Written problem: Copy down all of the data underneath, exactly as shown.
──────
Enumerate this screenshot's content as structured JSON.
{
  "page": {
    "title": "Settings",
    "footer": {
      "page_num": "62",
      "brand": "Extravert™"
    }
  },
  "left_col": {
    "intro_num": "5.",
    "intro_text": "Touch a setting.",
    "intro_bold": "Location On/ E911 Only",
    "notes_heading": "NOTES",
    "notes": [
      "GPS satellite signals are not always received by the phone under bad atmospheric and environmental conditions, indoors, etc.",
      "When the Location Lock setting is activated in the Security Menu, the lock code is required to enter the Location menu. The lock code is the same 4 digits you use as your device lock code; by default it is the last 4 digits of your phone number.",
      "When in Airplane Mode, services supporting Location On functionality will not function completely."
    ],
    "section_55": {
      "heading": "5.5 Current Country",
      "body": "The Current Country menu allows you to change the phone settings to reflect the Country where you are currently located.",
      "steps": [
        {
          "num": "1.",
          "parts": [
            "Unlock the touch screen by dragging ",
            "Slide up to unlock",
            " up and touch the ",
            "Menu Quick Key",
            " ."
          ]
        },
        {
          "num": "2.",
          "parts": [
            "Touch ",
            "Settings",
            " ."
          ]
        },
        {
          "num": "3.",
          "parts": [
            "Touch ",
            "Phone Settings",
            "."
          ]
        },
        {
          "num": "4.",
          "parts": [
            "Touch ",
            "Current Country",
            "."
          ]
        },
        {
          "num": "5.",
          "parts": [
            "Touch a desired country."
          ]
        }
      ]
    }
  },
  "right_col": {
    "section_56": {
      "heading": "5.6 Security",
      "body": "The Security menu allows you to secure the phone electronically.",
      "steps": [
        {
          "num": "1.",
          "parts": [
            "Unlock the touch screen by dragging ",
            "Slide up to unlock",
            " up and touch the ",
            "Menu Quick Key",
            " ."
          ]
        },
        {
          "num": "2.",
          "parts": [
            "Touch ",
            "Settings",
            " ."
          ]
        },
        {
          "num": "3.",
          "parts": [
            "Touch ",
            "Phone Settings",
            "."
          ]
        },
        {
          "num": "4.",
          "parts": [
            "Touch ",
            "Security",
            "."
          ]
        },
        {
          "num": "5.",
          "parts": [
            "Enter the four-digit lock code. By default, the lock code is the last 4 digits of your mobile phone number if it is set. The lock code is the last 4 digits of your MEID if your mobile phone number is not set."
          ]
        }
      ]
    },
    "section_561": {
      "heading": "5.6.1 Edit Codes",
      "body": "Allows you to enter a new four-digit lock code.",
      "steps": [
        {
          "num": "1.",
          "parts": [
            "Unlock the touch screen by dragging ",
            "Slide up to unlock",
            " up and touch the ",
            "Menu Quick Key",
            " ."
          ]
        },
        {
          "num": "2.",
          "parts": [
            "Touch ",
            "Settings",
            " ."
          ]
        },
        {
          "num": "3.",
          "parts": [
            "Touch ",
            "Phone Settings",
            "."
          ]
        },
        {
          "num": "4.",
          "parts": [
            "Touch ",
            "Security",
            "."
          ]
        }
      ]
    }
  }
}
──────
Result for this exercise:
Enumerate this screenshot's content as structured JSON.
{
  "page": {
    "title": "Settings",
    "footer": {
      "page_num": "62",
      "brand": "Extravert™"
    }
  },
  "left_col": {
    "intro_num": "5.",
    "intro_text": "Touch a setting.",
    "intro_bold": "Location On/ E911 Only",
    "notes_heading": "NOTES",
    "notes": [
      "GPS satellite signals are not always received by the phone under bad atmospheric and environmental conditions, indoors, etc.",
      "When the Location Lock setting is activated in the Security Menu, the lock code is required to enter the Location menu. The lock code is the same 4 digits you use as your device lock code; by default it is the last 4 digits of your phone number.",
      "When in Airplane Mode, services supporting Location On functionality will not function completely."
    ],
    "section_55": {
      "heading": "5.5 Current Country",
      "body": "The Current Country menu allows you to change the phone settings to reflect the Country where you are currently located.",
      "steps": [
        {
          "num": "1.",
          "parts": [
            "Unlock the touch screen by dragging ",
            "Slide up to unlock",
            " up and touch the ",
            "Menu Quick Key",
            " ."
          ]
        },
        {
          "num": "2.",
          "parts": [
            "Touch ",
            "Settings",
            " ."
          ]
        },
        {
          "num": "3.",
          "parts": [
            "Touch ",
            "Phone Settings",
            "."
          ]
        },
        {
          "num": "4.",
          "parts": [
            "Touch ",
            "Current Country",
            "."
          ]
        },
        {
          "num": "5.",
          "parts": [
            "Touch a desired country."
          ]
        }
      ]
    }
  },
  "right_col": {
    "section_56": {
      "heading": "5.6 Security",
      "body": "The Security menu allows you to secure the phone electronically.",
      "steps": [
        {
          "num": "1.",
          "parts": [
            "Unlock the touch screen by dragging ",
            "Slide up to unlock",
            " up and touch the ",
            "Menu Quick Key",
            " ."
          ]
        },
        {
          "num": "2.",
          "parts": [
            "Touch ",
            "Settings",
            " ."
          ]
        },
        {
          "num": "3.",
          "parts": [
            "Touch ",
            "Phone Settings",
            "."
          ]
        },
        {
          "num": "4.",
          "parts": [
            "Touch ",
            "Security",
            "."
          ]
        },
        {
          "num": "5.",
          "parts": [
            "Enter the four-digit lock code. By default, the lock code is the last 4 digits of your mobile phone number if it is set. The lock code is the last 4 digits of your MEID if your mobile phone number is not set."
          ]
        }
      ]
    },
    "section_561": {
      "heading": "5.6.1 Edit Codes",
      "body": "Allows you to enter a new four-digit lock code.",
      "steps": [
        {
          "num": "1.",
          "parts": [
            "Unlock the touch screen by dragging ",
            "Slide up to unlock",
            " up and touch the ",
            "Menu Quick Key",
            " ."
          ]
        },
        {
          "num": "2.",
          "parts": [
            "Touch ",
            "Settings",
            " ."
          ]
        },
        {
          "num": "3.",
          "parts": [
            "Touch ",
            "Phone Settings",
            "."
          ]
        },
        {
          "num": "4.",
          "parts": [
            "Touch ",
            "Security",
            "."
          ]
        }
      ]
    }
  }
}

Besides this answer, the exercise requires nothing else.